Input:
____

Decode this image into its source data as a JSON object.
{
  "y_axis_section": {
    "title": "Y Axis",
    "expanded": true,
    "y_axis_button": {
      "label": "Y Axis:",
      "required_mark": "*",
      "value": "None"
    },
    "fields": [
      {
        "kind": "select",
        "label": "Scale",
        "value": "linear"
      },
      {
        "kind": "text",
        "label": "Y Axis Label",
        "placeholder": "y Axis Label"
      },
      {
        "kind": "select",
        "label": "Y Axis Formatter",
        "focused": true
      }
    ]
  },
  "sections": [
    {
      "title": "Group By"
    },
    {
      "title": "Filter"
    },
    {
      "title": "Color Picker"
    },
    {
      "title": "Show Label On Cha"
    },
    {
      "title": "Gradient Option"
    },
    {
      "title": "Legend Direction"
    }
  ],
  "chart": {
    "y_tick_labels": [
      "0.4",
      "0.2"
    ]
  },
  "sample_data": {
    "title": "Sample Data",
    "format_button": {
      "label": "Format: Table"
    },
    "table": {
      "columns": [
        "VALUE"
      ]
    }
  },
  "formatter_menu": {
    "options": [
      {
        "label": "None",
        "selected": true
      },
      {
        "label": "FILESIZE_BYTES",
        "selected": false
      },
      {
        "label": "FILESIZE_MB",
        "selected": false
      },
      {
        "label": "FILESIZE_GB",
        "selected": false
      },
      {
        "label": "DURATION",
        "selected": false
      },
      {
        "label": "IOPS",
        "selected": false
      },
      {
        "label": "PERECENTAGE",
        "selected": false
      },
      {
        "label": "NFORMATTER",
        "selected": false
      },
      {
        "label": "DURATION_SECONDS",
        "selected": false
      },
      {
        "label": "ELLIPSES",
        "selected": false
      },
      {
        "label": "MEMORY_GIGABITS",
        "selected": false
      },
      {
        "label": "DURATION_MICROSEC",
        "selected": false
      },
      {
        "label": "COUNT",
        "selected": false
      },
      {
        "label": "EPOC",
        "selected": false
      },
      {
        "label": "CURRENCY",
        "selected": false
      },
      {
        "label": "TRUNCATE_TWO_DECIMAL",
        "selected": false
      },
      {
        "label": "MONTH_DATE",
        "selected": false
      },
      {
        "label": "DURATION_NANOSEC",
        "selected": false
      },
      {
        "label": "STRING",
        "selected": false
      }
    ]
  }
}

____

What is needed: Write out all records exactly, keeping every detail.

Written reply:
Decode this image into its source data as a JSON object.
{
  "y_axis_section": {
    "title": "Y Axis",
    "expanded": true,
    "y_axis_button": {
      "label": "Y Axis:",
      "required_mark": "*",
      "value": "None"
    },
    "fields": [
      {
        "kind": "select",
        "label": "Scale",
        "value": "linear"
      },
      {
        "kind": "text",
        "label": "Y Axis Label",
        "placeholder": "y Axis Label"
      },
      {
        "kind": "select",
        "label": "Y Axis Formatter",
        "focused": true
      }
    ]
  },
  "sections": [
    {
      "title": "Group By"
    },
    {
      "title": "Filter"
    },
    {
      "title": "Color Picker"
    },
    {
      "title": "Show Label On Cha"
    },
    {
      "title": "Gradient Option"
    },
    {
      "title": "Legend Direction"
    }
  ],
  "chart": {
    "y_tick_labels": [
      "0.4",
      "0.2"
    ]
  },
  "sample_data": {
    "title": "Sample Data",
    "format_button": {
      "label": "Format: Table"
    },
    "table": {
      "columns": [
        "VALUE"
      ]
    }
  },
  "formatter_menu": {
    "options": [
      {
        "label": "None",
        "selected": true
      },
      {
        "label": "FILESIZE_BYTES",
        "selected": false
      },
      {
        "label": "FILESIZE_MB",
        "selected": false
      },
      {
        "label": "FILESIZE_GB",
        "selected": false
      },
      {
        "label": "DURATION",
        "selected": false
      },
      {
        "label": "IOPS",
        "selected": false
      },
      {
        "label": "PERECENTAGE",
        "selected": false
      },
      {
        "label": "NFORMATTER",
        "selected": false
      },
      {
        "label": "DURATION_SECONDS",
        "selected": false
      },
      {
        "label": "ELLIPSES",
        "selected": false
      },
      {
        "label": "MEMORY_GIGABITS",
        "selected": false
      },
      {
        "label": "DURATION_MICROSEC",
        "selected": false
      },
      {
        "label": "COUNT",
        "selected": false
      },
      {
        "label": "EPOC",
        "selected": false
      },
      {
        "label": "CURRENCY",
        "selected": false
      },
      {
        "label": "TRUNCATE_TWO_DECIMAL",
        "selected": false
      },
      {
        "label": "MONTH_DATE",
        "selected": false
      },
      {
        "label": "DURATION_NANOSEC",
        "selected": false
      },
      {
        "label": "STRING",
        "selected": false
      }
    ]
  }
}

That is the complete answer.